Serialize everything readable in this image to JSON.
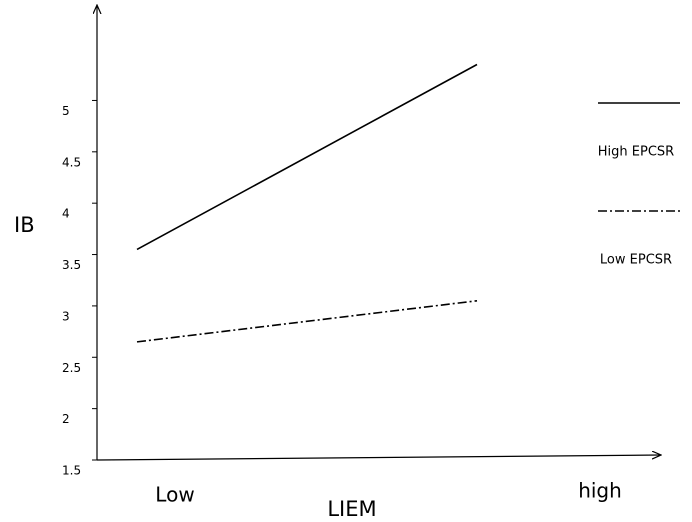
{
  "chart_data": {
    "type": "line",
    "x_label": "LIEM",
    "y_label": "IB",
    "categories": [
      "Low",
      "high"
    ],
    "series": [
      {
        "name": "High EPCSR",
        "color": "#000000",
        "line_style": "solid",
        "values": [
          3.55,
          5.35
        ]
      },
      {
        "name": "Low EPCSR",
        "color": "#000000",
        "line_style": "dashdot",
        "values": [
          2.65,
          3.05
        ]
      }
    ],
    "ylim": [
      1.5,
      5.9
    ],
    "yticks": [
      1.5,
      2,
      2.5,
      3,
      3.5,
      4,
      4.5,
      5
    ],
    "grid": false,
    "legend": "right"
  }
}
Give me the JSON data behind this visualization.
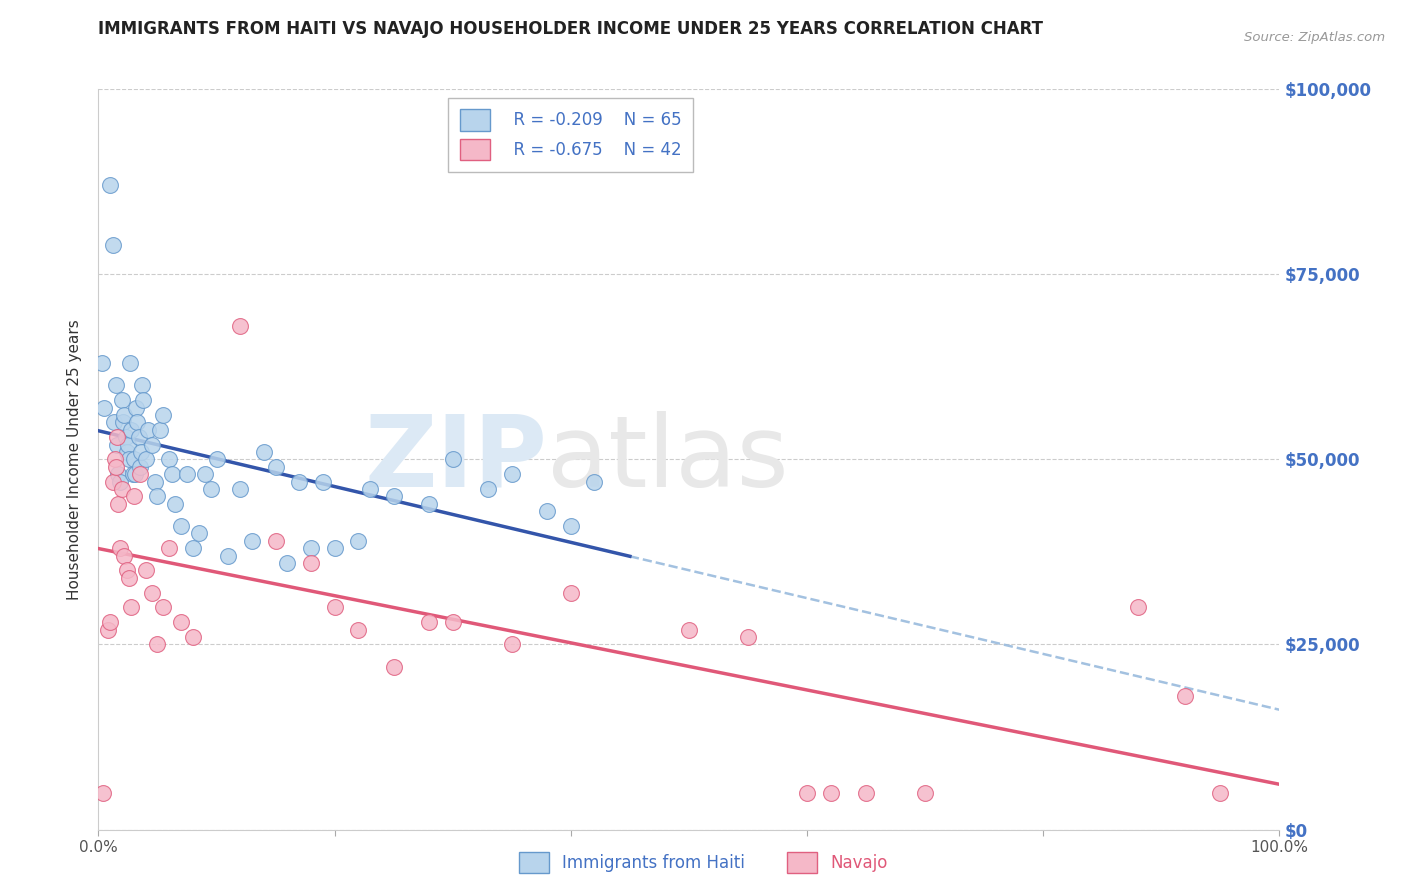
{
  "title": "IMMIGRANTS FROM HAITI VS NAVAJO HOUSEHOLDER INCOME UNDER 25 YEARS CORRELATION CHART",
  "source": "Source: ZipAtlas.com",
  "ylabel": "Householder Income Under 25 years",
  "ytick_labels": [
    "$0",
    "$25,000",
    "$50,000",
    "$75,000",
    "$100,000"
  ],
  "ytick_values": [
    0,
    25000,
    50000,
    75000,
    100000
  ],
  "xlim": [
    0.0,
    100.0
  ],
  "ylim": [
    0,
    100000
  ],
  "legend_r1": "R = -0.209",
  "legend_n1": "N = 65",
  "legend_r2": "R = -0.675",
  "legend_n2": "N = 42",
  "color_haiti_fill": "#b8d4ec",
  "color_haiti_edge": "#6699cc",
  "color_navajo_fill": "#f5b8c8",
  "color_navajo_edge": "#e06080",
  "color_line_haiti": "#3355aa",
  "color_line_navajo": "#e05878",
  "color_line_haiti_dash": "#99bbdd",
  "color_axis_right": "#4472c4",
  "haiti_max_x": 45.0,
  "haiti_points_x": [
    0.3,
    0.5,
    1.0,
    1.2,
    1.3,
    1.5,
    1.6,
    1.7,
    1.8,
    2.0,
    2.1,
    2.2,
    2.3,
    2.4,
    2.5,
    2.6,
    2.7,
    2.8,
    2.9,
    3.0,
    3.1,
    3.2,
    3.3,
    3.4,
    3.5,
    3.6,
    3.7,
    3.8,
    4.0,
    4.2,
    4.5,
    4.8,
    5.0,
    5.2,
    5.5,
    6.0,
    6.2,
    6.5,
    7.0,
    7.5,
    8.0,
    8.5,
    9.0,
    9.5,
    10.0,
    11.0,
    12.0,
    13.0,
    14.0,
    15.0,
    16.0,
    17.0,
    18.0,
    19.0,
    20.0,
    22.0,
    23.0,
    25.0,
    28.0,
    30.0,
    33.0,
    35.0,
    38.0,
    40.0,
    42.0
  ],
  "haiti_points_y": [
    63000,
    57000,
    87000,
    79000,
    55000,
    60000,
    52000,
    48000,
    47000,
    58000,
    55000,
    56000,
    53000,
    51000,
    52000,
    50000,
    63000,
    54000,
    48000,
    50000,
    48000,
    57000,
    55000,
    53000,
    49000,
    51000,
    60000,
    58000,
    50000,
    54000,
    52000,
    47000,
    45000,
    54000,
    56000,
    50000,
    48000,
    44000,
    41000,
    48000,
    38000,
    40000,
    48000,
    46000,
    50000,
    37000,
    46000,
    39000,
    51000,
    49000,
    36000,
    47000,
    38000,
    47000,
    38000,
    39000,
    46000,
    45000,
    44000,
    50000,
    46000,
    48000,
    43000,
    41000,
    47000
  ],
  "navajo_points_x": [
    0.4,
    0.8,
    1.0,
    1.2,
    1.4,
    1.5,
    1.6,
    1.7,
    1.8,
    2.0,
    2.2,
    2.4,
    2.6,
    2.8,
    3.0,
    3.5,
    4.0,
    4.5,
    5.0,
    5.5,
    6.0,
    7.0,
    8.0,
    12.0,
    15.0,
    18.0,
    20.0,
    22.0,
    25.0,
    28.0,
    30.0,
    35.0,
    40.0,
    50.0,
    55.0,
    60.0,
    62.0,
    65.0,
    70.0,
    88.0,
    92.0,
    95.0
  ],
  "navajo_points_y": [
    5000,
    27000,
    28000,
    47000,
    50000,
    49000,
    53000,
    44000,
    38000,
    46000,
    37000,
    35000,
    34000,
    30000,
    45000,
    48000,
    35000,
    32000,
    25000,
    30000,
    38000,
    28000,
    26000,
    68000,
    39000,
    36000,
    30000,
    27000,
    22000,
    28000,
    28000,
    25000,
    32000,
    27000,
    26000,
    5000,
    5000,
    5000,
    5000,
    30000,
    18000,
    5000
  ]
}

_ _ _ _ _ _ _

=== Your goal ===
Repeat the data in full and exactly. Omit pictures.

=== Output of the task ===
Serialize everything readable in this image to JSON.
{
  "chart_data": {
    "type": "line",
    "x_label": "LIEM",
    "y_label": "IB",
    "categories": [
      "Low",
      "high"
    ],
    "series": [
      {
        "name": "High EPCSR",
        "color": "#000000",
        "line_style": "solid",
        "values": [
          3.55,
          5.35
        ]
      },
      {
        "name": "Low EPCSR",
        "color": "#000000",
        "line_style": "dashdot",
        "values": [
          2.65,
          3.05
        ]
      }
    ],
    "ylim": [
      1.5,
      5.9
    ],
    "yticks": [
      1.5,
      2,
      2.5,
      3,
      3.5,
      4,
      4.5,
      5
    ],
    "grid": false,
    "legend": "right"
  }
}
Give me the JSON data behind this visualization.
{
  "title": "IMMIGRANTS FROM HAITI VS NAVAJO HOUSEHOLDER INCOME UNDER 25 YEARS CORRELATION CHART",
  "source": "Source: ZipAtlas.com",
  "ylabel": "Householder Income Under 25 years",
  "ytick_labels": [
    "$0",
    "$25,000",
    "$50,000",
    "$75,000",
    "$100,000"
  ],
  "ytick_values": [
    0,
    25000,
    50000,
    75000,
    100000
  ],
  "xlim": [
    0.0,
    100.0
  ],
  "ylim": [
    0,
    100000
  ],
  "legend_r1": "R = -0.209",
  "legend_n1": "N = 65",
  "legend_r2": "R = -0.675",
  "legend_n2": "N = 42",
  "color_haiti_fill": "#b8d4ec",
  "color_haiti_edge": "#6699cc",
  "color_navajo_fill": "#f5b8c8",
  "color_navajo_edge": "#e06080",
  "color_line_haiti": "#3355aa",
  "color_line_navajo": "#e05878",
  "color_line_haiti_dash": "#99bbdd",
  "color_axis_right": "#4472c4",
  "haiti_max_x": 45.0,
  "haiti_points_x": [
    0.3,
    0.5,
    1.0,
    1.2,
    1.3,
    1.5,
    1.6,
    1.7,
    1.8,
    2.0,
    2.1,
    2.2,
    2.3,
    2.4,
    2.5,
    2.6,
    2.7,
    2.8,
    2.9,
    3.0,
    3.1,
    3.2,
    3.3,
    3.4,
    3.5,
    3.6,
    3.7,
    3.8,
    4.0,
    4.2,
    4.5,
    4.8,
    5.0,
    5.2,
    5.5,
    6.0,
    6.2,
    6.5,
    7.0,
    7.5,
    8.0,
    8.5,
    9.0,
    9.5,
    10.0,
    11.0,
    12.0,
    13.0,
    14.0,
    15.0,
    16.0,
    17.0,
    18.0,
    19.0,
    20.0,
    22.0,
    23.0,
    25.0,
    28.0,
    30.0,
    33.0,
    35.0,
    38.0,
    40.0,
    42.0
  ],
  "haiti_points_y": [
    63000,
    57000,
    87000,
    79000,
    55000,
    60000,
    52000,
    48000,
    47000,
    58000,
    55000,
    56000,
    53000,
    51000,
    52000,
    50000,
    63000,
    54000,
    48000,
    50000,
    48000,
    57000,
    55000,
    53000,
    49000,
    51000,
    60000,
    58000,
    50000,
    54000,
    52000,
    47000,
    45000,
    54000,
    56000,
    50000,
    48000,
    44000,
    41000,
    48000,
    38000,
    40000,
    48000,
    46000,
    50000,
    37000,
    46000,
    39000,
    51000,
    49000,
    36000,
    47000,
    38000,
    47000,
    38000,
    39000,
    46000,
    45000,
    44000,
    50000,
    46000,
    48000,
    43000,
    41000,
    47000
  ],
  "navajo_points_x": [
    0.4,
    0.8,
    1.0,
    1.2,
    1.4,
    1.5,
    1.6,
    1.7,
    1.8,
    2.0,
    2.2,
    2.4,
    2.6,
    2.8,
    3.0,
    3.5,
    4.0,
    4.5,
    5.0,
    5.5,
    6.0,
    7.0,
    8.0,
    12.0,
    15.0,
    18.0,
    20.0,
    22.0,
    25.0,
    28.0,
    30.0,
    35.0,
    40.0,
    50.0,
    55.0,
    60.0,
    62.0,
    65.0,
    70.0,
    88.0,
    92.0,
    95.0
  ],
  "navajo_points_y": [
    5000,
    27000,
    28000,
    47000,
    50000,
    49000,
    53000,
    44000,
    38000,
    46000,
    37000,
    35000,
    34000,
    30000,
    45000,
    48000,
    35000,
    32000,
    25000,
    30000,
    38000,
    28000,
    26000,
    68000,
    39000,
    36000,
    30000,
    27000,
    22000,
    28000,
    28000,
    25000,
    32000,
    27000,
    26000,
    5000,
    5000,
    5000,
    5000,
    30000,
    18000,
    5000
  ]
}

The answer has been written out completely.